Exercise
Could you extract every entry below and reproduce it exactly?

Recorded data
begin

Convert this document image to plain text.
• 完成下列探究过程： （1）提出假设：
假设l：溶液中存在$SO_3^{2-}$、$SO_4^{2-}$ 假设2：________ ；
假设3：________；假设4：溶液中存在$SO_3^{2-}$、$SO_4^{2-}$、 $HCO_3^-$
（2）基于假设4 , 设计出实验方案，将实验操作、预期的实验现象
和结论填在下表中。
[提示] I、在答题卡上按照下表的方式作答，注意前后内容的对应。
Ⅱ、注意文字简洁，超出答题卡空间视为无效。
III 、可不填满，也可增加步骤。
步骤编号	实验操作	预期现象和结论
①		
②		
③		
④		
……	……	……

end

Output of the exercise
Convert this document image to plain text.
• 完成下列探究过程： （1）提出假设：
假设l：溶液中存在$SO_3^{2-}$、$SO_4^{2-}$ 假设2：________ ；
假设3：________；假设4：溶液中存在$SO_3^{2-}$、$SO_4^{2-}$、 $HCO_3^-$
（2）基于假设4 , 设计出实验方案，将实验操作、预期的实验现象
和结论填在下表中。
[提示] I、在答题卡上按照下表的方式作答，注意前后内容的对应。
Ⅱ、注意文字简洁，超出答题卡空间视为无效。
III 、可不填满，也可增加步骤。
步骤编号	实验操作	预期现象和结论
①		
②		
③		
④		
……	……	……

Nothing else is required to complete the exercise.